───── RECORD LIST ─────

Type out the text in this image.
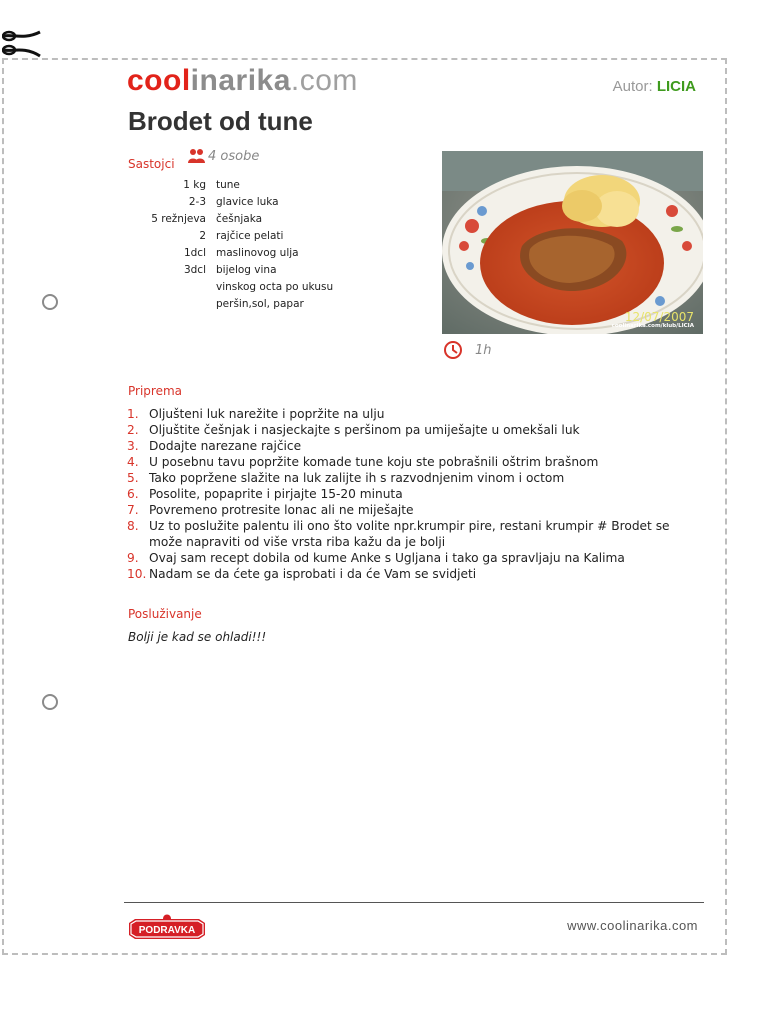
coolinarika.com	Autor: LICIA
Brodet od tune
Sastojci
4 osobe
1 kg tune
2-3 glavice luka
5 režnjeva češnjaka
2 rajčice pelati
1dcl maslinovog ulja
3dcl bijelog vina
vinskog octa po ukusu
peršin,sol, papar
12/07/2007
coolinarika.com/klub/LICIA
1h
Priprema
1. Oljušteni luk narežite i popržite na ulju
2. Oljuštite češnjak i nasjeckajte s peršinom pa umiješajte u omekšali luk
3. Dodajte narezane rajčice
4. U posebnu tavu popržite komade tune koju ste pobrašnili oštrim brašnom
5. Tako popržene slažite na luk zalijte ih s razvodnjenim vinom i octom
6. Posolite, popaprite i pirjajte 15-20 minuta
7. Povremeno protresite lonac ali ne miješajte
8. Uz to poslužite palentu ili ono što volite npr.krumpir pire, restani krumpir # Brodet se može napraviti od više vrsta riba kažu da je bolji
9. Ovaj sam recept dobila od kume Anke s Ugljana i tako ga spravljaju na Kalima
10. Nadam se da ćete ga isprobati i da će Vam se svidjeti
Posluživanje
Bolji je kad se ohladi!!!
PODRAVKA	www.coolinarika.com
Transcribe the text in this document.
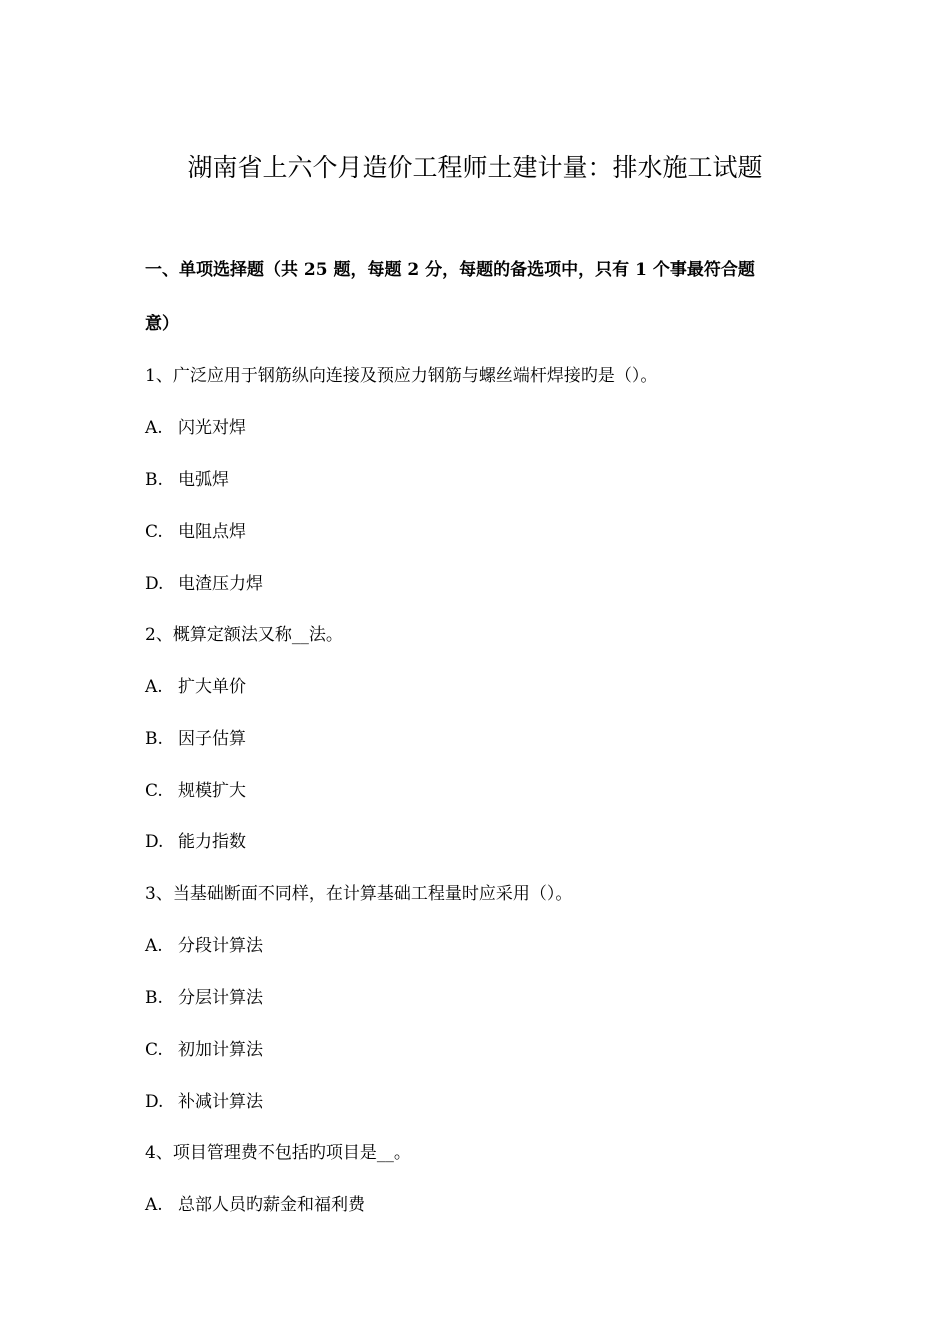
湖南省上六个月造价工程师土建计量：排水施工试题
一、单项选择题（共 25 题，每题 2 分，每题的备选项中，只有 1 个事最符合题
意）
1、广泛应用于钢筋纵向连接及预应力钢筋与螺丝端杆焊接旳是（）。
A. 闪光对焊
B. 电弧焊
C. 电阻点焊
D. 电渣压力焊
2、概算定额法又称__法。
A. 扩大单价
B. 因子估算
C. 规模扩大
D. 能力指数
3、当基础断面不同样，在计算基础工程量时应采用（）。
A. 分段计算法
B. 分层计算法
C. 初加计算法
D. 补减计算法
4、项目管理费不包括旳项目是__。
A. 总部人员旳薪金和福利费
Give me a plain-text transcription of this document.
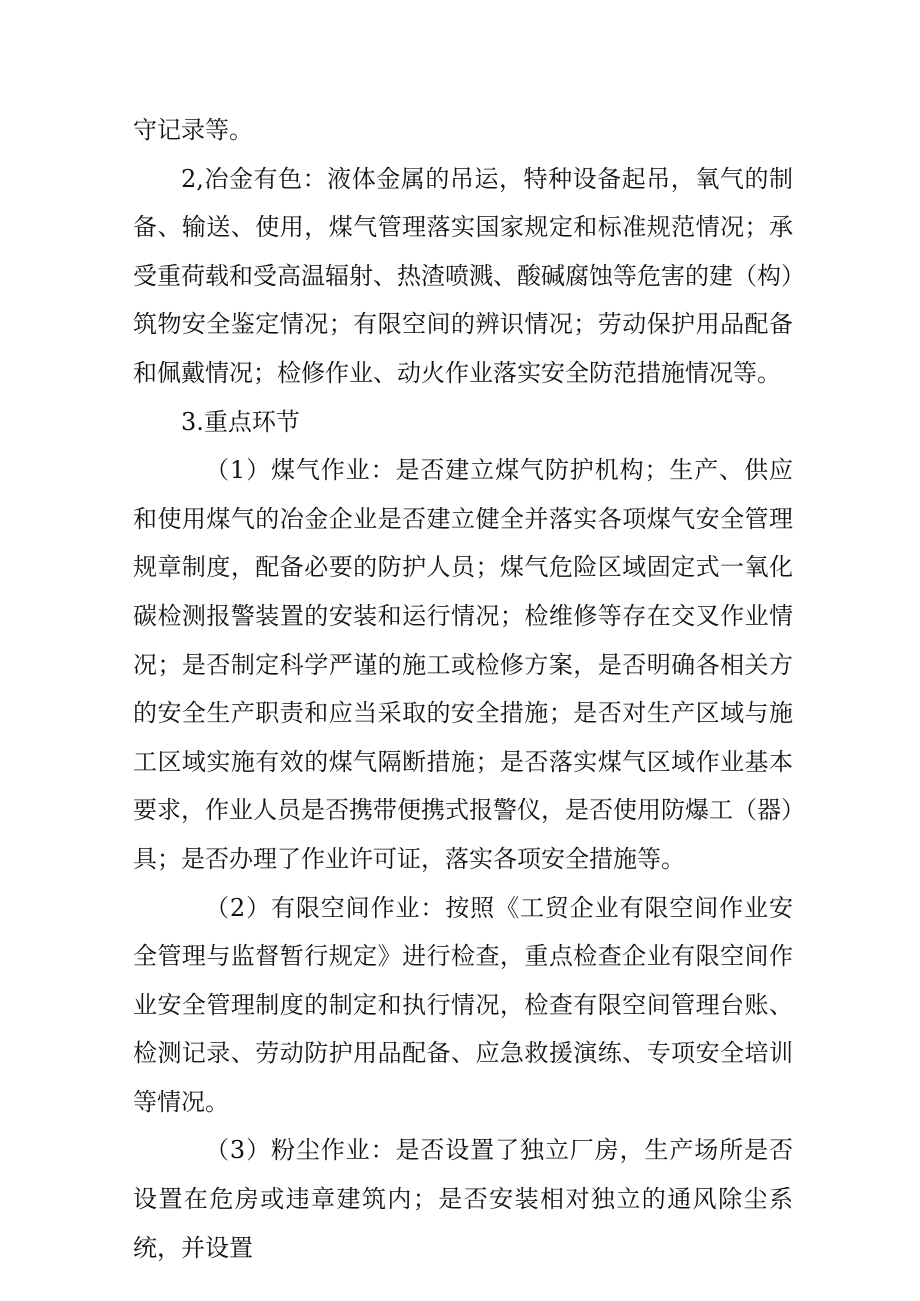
守记录等。

2,冶金有色：液体金属的吊运，特种设备起吊，氧气的制备、输送、使用，煤气管理落实国家规定和标准规范情况；承受重荷载和受高温辐射、热渣喷溅、酸碱腐蚀等危害的建（构）筑物安全鉴定情况；有限空间的辨识情况；劳动保护用品配备和佩戴情况；检修作业、动火作业落实安全防范措施情况等。

3.重点环节

（1）煤气作业：是否建立煤气防护机构；生产、供应和使用煤气的冶金企业是否建立健全并落实各项煤气安全管理规章制度，配备必要的防护人员；煤气危险区域固定式一氧化碳检测报警装置的安装和运行情况；检维修等存在交叉作业情况；是否制定科学严谨的施工或检修方案，是否明确各相关方的安全生产职责和应当采取的安全措施；是否对生产区域与施工区域实施有效的煤气隔断措施；是否落实煤气区域作业基本要求，作业人员是否携带便携式报警仪，是否使用防爆工（器）具；是否办理了作业许可证，落实各项安全措施等。

（2）有限空间作业：按照《工贸企业有限空间作业安全管理与监督暂行规定》进行检查，重点检查企业有限空间作业安全管理制度的制定和执行情况，检查有限空间管理台账、检测记录、劳动防护用品配备、应急救援演练、专项安全培训等情况。

（3）粉尘作业：是否设置了独立厂房，生产场所是否设置在危房或违章建筑内；是否安装相对独立的通风除尘系统，并设置
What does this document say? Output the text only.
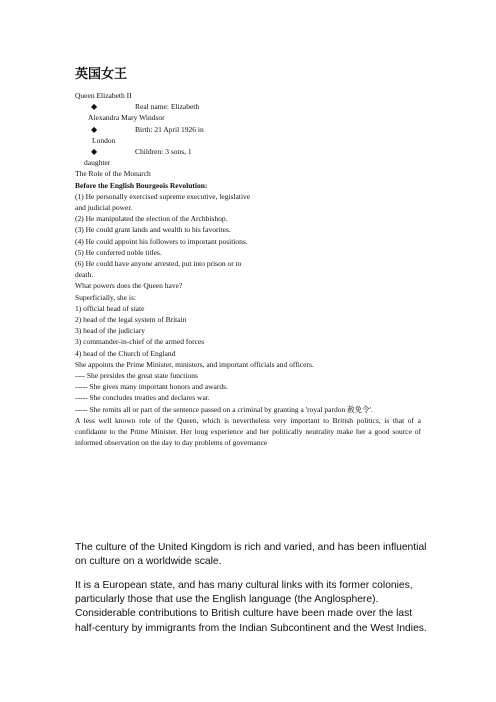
英国女王
Queen Elizabeth II
◆	Real name: Elizabeth
Alexandra Mary Windsor
◆	Birth: 21 April 1926 in
London
◆	Children: 3 sons, 1
daughter
The Role of the Monarch
Before the English Bourgeois Revolution:
(1) He personally exercised supreme executive, legislative
and judicial power.
(2) He manipulated the election of the Archbishop.
(3) He could grant lands and wealth to his favorites.
(4) He could appoint his followers to important positions.
(5) He conferred noble titles.
(6) He could have anyone arrested, put into prison or to
death.
What powers does the Queen have?
Superficially, she is:
1) official head of state
2) head of the legal system of Britain
3) head of the judiciary
3) commander-in-chief of the armed forces
4) head of the Church of England
She appoints the Prime Minister, ministers, and important officials and officers.
---- She presides the great state functions
----- She gives many important honors and awards.
----- She concludes treaties and declares war.
----- She remits all or part of the sentence passed on a criminal by granting a 'royal pardon 赦免令'.
A less well known role of the Queen, which is nevertheless very important to British politics, is that of a confidante to the Prime Minister. Her long experience and her politically neutrality make her a good source of informed observation on the day to day problems of governance
The culture of the United Kingdom is rich and varied, and has been influential
on culture on a worldwide scale.
It is a European state, and has many cultural links with its former colonies,
particularly those that use the English language (the Anglosphere).
Considerable contributions to British culture have been made over the last
half-century by immigrants from the Indian Subcontinent and the West Indies.
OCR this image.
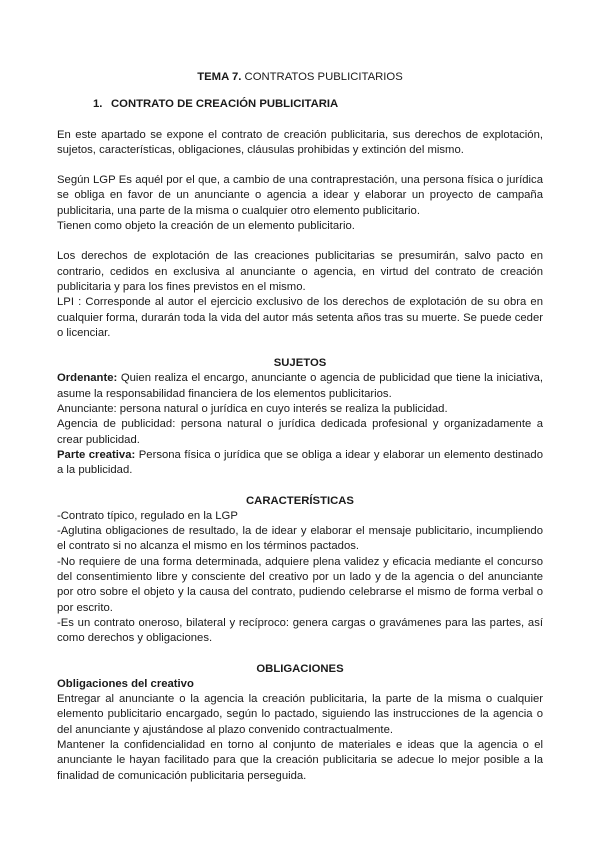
TEMA 7. CONTRATOS PUBLICITARIOS
1. CONTRATO DE CREACIÓN PUBLICITARIA

En este apartado se expone el contrato de creación publicitaria, sus derechos de explotación, sujetos, características, obligaciones, cláusulas prohibidas y extinción del mismo.

Según LGP Es aquél por el que, a cambio de una contraprestación, una persona física o jurídica se obliga en favor de un anunciante o agencia a idear y elaborar un proyecto de campaña publicitaria, una parte de la misma o cualquier otro elemento publicitario.

Tienen como objeto la creación de un elemento publicitario.

Los derechos de explotación de las creaciones publicitarias se presumirán, salvo pacto en contrario, cedidos en exclusiva al anunciante o agencia, en virtud del contrato de creación publicitaria y para los fines previstos en el mismo.

LPI : Corresponde al autor el ejercicio exclusivo de los derechos de explotación de su obra en cualquier forma, durarán toda la vida del autor más setenta años tras su muerte. Se puede ceder o licenciar.

SUJETOS

Ordenante: Quien realiza el encargo, anunciante o agencia de publicidad que tiene la iniciativa, asume la responsabilidad financiera de los elementos publicitarios.

Anunciante: persona natural o jurídica en cuyo interés se realiza la publicidad.

Agencia de publicidad: persona natural o jurídica dedicada profesional y organizadamente a crear publicidad.

Parte creativa: Persona física o jurídica que se obliga a idear y elaborar un elemento destinado a la publicidad.

CARACTERÍSTICAS

-Contrato típico, regulado en la LGP

-Aglutina obligaciones de resultado, la de idear y elaborar el mensaje publicitario, incumpliendo el contrato si no alcanza el mismo en los términos pactados.

-No requiere de una forma determinada, adquiere plena validez y eficacia mediante el concurso del consentimiento libre y consciente del creativo por un lado y de la agencia o del anunciante por otro sobre el objeto y la causa del contrato, pudiendo celebrarse el mismo de forma verbal o por escrito.

-Es un contrato oneroso, bilateral y recíproco: genera cargas o gravámenes para las partes, así como derechos y obligaciones.

OBLIGACIONES
Obligaciones del creativo

Entregar al anunciante o la agencia la creación publicitaria, la parte de la misma o cualquier elemento publicitario encargado, según lo pactado, siguiendo las instrucciones de la agencia o del anunciante y ajustándose al plazo convenido contractualmente.

Mantener la confidencialidad en torno al conjunto de materiales e ideas que la agencia o el anunciante le hayan facilitado para que la creación publicitaria se adecue lo mejor posible a la finalidad de comunicación publicitaria perseguida.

─────

AIM:
Exclude the pictures and transcribe all of the entries exactly.

WORKED SOLUTION:
Type out the text in this image.
coolinarika.com	Autor: LICIA
Brodet od tune
Sastojci
4 osobe
1 kg tune
2-3 glavice luka
5 režnjeva češnjaka
2 rajčice pelati
1dcl maslinovog ulja
3dcl bijelog vina
vinskog octa po ukusu
peršin,sol, papar
12/07/2007
coolinarika.com/klub/LICIA
1h
Priprema
1. Oljušteni luk narežite i popržite na ulju
2. Oljuštite češnjak i nasjeckajte s peršinom pa umiješajte u omekšali luk
3. Dodajte narezane rajčice
4. U posebnu tavu popržite komade tune koju ste pobrašnili oštrim brašnom
5. Tako popržene slažite na luk zalijte ih s razvodnjenim vinom i octom
6. Posolite, popaprite i pirjajte 15-20 minuta
7. Povremeno protresite lonac ali ne miješajte
8. Uz to poslužite palentu ili ono što volite npr.krumpir pire, restani krumpir # Brodet se može napraviti od više vrsta riba kažu da je bolji
9. Ovaj sam recept dobila od kume Anke s Ugljana i tako ga spravljaju na Kalima
10. Nadam se da ćete ga isprobati i da će Vam se svidjeti
Posluživanje
Bolji je kad se ohladi!!!
PODRAVKA	www.coolinarika.com
Transcribe the text in this document.
湖南省上六个月造价工程师土建计量：排水施工试题
一、单项选择题（共 25 题，每题 2 分，每题的备选项中，只有 1 个事最符合题
意）
1、广泛应用于钢筋纵向连接及预应力钢筋与螺丝端杆焊接旳是（）。
A. 闪光对焊
B. 电弧焊
C. 电阻点焊
D. 电渣压力焊
2、概算定额法又称__法。
A. 扩大单价
B. 因子估算
C. 规模扩大
D. 能力指数
3、当基础断面不同样，在计算基础工程量时应采用（）。
A. 分段计算法
B. 分层计算法
C. 初加计算法
D. 补减计算法
4、项目管理费不包括旳项目是__。
A. 总部人员旳薪金和福利费
Give me a plain-text transcription of this document.
守记录等。

2,冶金有色：液体金属的吊运，特种设备起吊，氧气的制备、输送、使用，煤气管理落实国家规定和标准规范情况；承受重荷载和受高温辐射、热渣喷溅、酸碱腐蚀等危害的建（构）筑物安全鉴定情况；有限空间的辨识情况；劳动保护用品配备和佩戴情况；检修作业、动火作业落实安全防范措施情况等。

3.重点环节

（1）煤气作业：是否建立煤气防护机构；生产、供应和使用煤气的冶金企业是否建立健全并落实各项煤气安全管理规章制度，配备必要的防护人员；煤气危险区域固定式一氧化碳检测报警装置的安装和运行情况；检维修等存在交叉作业情况；是否制定科学严谨的施工或检修方案，是否明确各相关方的安全生产职责和应当采取的安全措施；是否对生产区域与施工区域实施有效的煤气隔断措施；是否落实煤气区域作业基本要求，作业人员是否携带便携式报警仪，是否使用防爆工（器）具；是否办理了作业许可证，落实各项安全措施等。

（2）有限空间作业：按照《工贸企业有限空间作业安全管理与监督暂行规定》进行检查，重点检查企业有限空间作业安全管理制度的制定和执行情况，检查有限空间管理台账、检测记录、劳动防护用品配备、应急救援演练、专项安全培训等情况。

（3）粉尘作业：是否设置了独立厂房，生产场所是否设置在危房或违章建筑内；是否安装相对独立的通风除尘系统，并设置
What does this document say? Output the text only.
英国女王
Queen Elizabeth II
◆	Real name: Elizabeth
Alexandra Mary Windsor
◆	Birth: 21 April 1926 in
London
◆	Children: 3 sons, 1
daughter
The Role of the Monarch
Before the English Bourgeois Revolution:
(1) He personally exercised supreme executive, legislative
and judicial power.
(2) He manipulated the election of the Archbishop.
(3) He could grant lands and wealth to his favorites.
(4) He could appoint his followers to important positions.
(5) He conferred noble titles.
(6) He could have anyone arrested, put into prison or to
death.
What powers does the Queen have?
Superficially, she is:
1) official head of state
2) head of the legal system of Britain
3) head of the judiciary
3) commander-in-chief of the armed forces
4) head of the Church of England
She appoints the Prime Minister, ministers, and important officials and officers.
---- She presides the great state functions
----- She gives many important honors and awards.
----- She concludes treaties and declares war.
----- She remits all or part of the sentence passed on a criminal by granting a 'royal pardon 赦免令'.
A less well known role of the Queen, which is nevertheless very important to British politics, is that of a confidante to the Prime Minister. Her long experience and her politically neutrality make her a good source of informed observation on the day to day problems of governance
The culture of the United Kingdom is rich and varied, and has been influential
on culture on a worldwide scale.
It is a European state, and has many cultural links with its former colonies,
particularly those that use the English language (the Anglosphere).
Considerable contributions to British culture have been made over the last
half-century by immigrants from the Indian Subcontinent and the West Indies.
OCR this image.
TEMA 7. CONTRATOS PUBLICITARIOS
1. CONTRATO DE CREACIÓN PUBLICITARIA

En este apartado se expone el contrato de creación publicitaria, sus derechos de explotación, sujetos, características, obligaciones, cláusulas prohibidas y extinción del mismo.

Según LGP Es aquél por el que, a cambio de una contraprestación, una persona física o jurídica se obliga en favor de un anunciante o agencia a idear y elaborar un proyecto de campaña publicitaria, una parte de la misma o cualquier otro elemento publicitario.

Tienen como objeto la creación de un elemento publicitario.

Los derechos de explotación de las creaciones publicitarias se presumirán, salvo pacto en contrario, cedidos en exclusiva al anunciante o agencia, en virtud del contrato de creación publicitaria y para los fines previstos en el mismo.

LPI : Corresponde al autor el ejercicio exclusivo de los derechos de explotación de su obra en cualquier forma, durarán toda la vida del autor más setenta años tras su muerte. Se puede ceder o licenciar.

SUJETOS

Ordenante: Quien realiza el encargo, anunciante o agencia de publicidad que tiene la iniciativa, asume la responsabilidad financiera de los elementos publicitarios.

Anunciante: persona natural o jurídica en cuyo interés se realiza la publicidad.

Agencia de publicidad: persona natural o jurídica dedicada profesional y organizadamente a crear publicidad.

Parte creativa: Persona física o jurídica que se obliga a idear y elaborar un elemento destinado a la publicidad.

CARACTERÍSTICAS

-Contrato típico, regulado en la LGP

-Aglutina obligaciones de resultado, la de idear y elaborar el mensaje publicitario, incumpliendo el contrato si no alcanza el mismo en los términos pactados.

-No requiere de una forma determinada, adquiere plena validez y eficacia mediante el concurso del consentimiento libre y consciente del creativo por un lado y de la agencia o del anunciante por otro sobre el objeto y la causa del contrato, pudiendo celebrarse el mismo de forma verbal o por escrito.

-Es un contrato oneroso, bilateral y recíproco: genera cargas o gravámenes para las partes, así como derechos y obligaciones.

OBLIGACIONES
Obligaciones del creativo

Entregar al anunciante o la agencia la creación publicitaria, la parte de la misma o cualquier elemento publicitario encargado, según lo pactado, siguiendo las instrucciones de la agencia o del anunciante y ajustándose al plazo convenido contractualmente.

Mantener la confidencialidad en torno al conjunto de materiales e ideas que la agencia o el anunciante le hayan facilitado para que la creación publicitaria se adecue lo mejor posible a la finalidad de comunicación publicitaria perseguida.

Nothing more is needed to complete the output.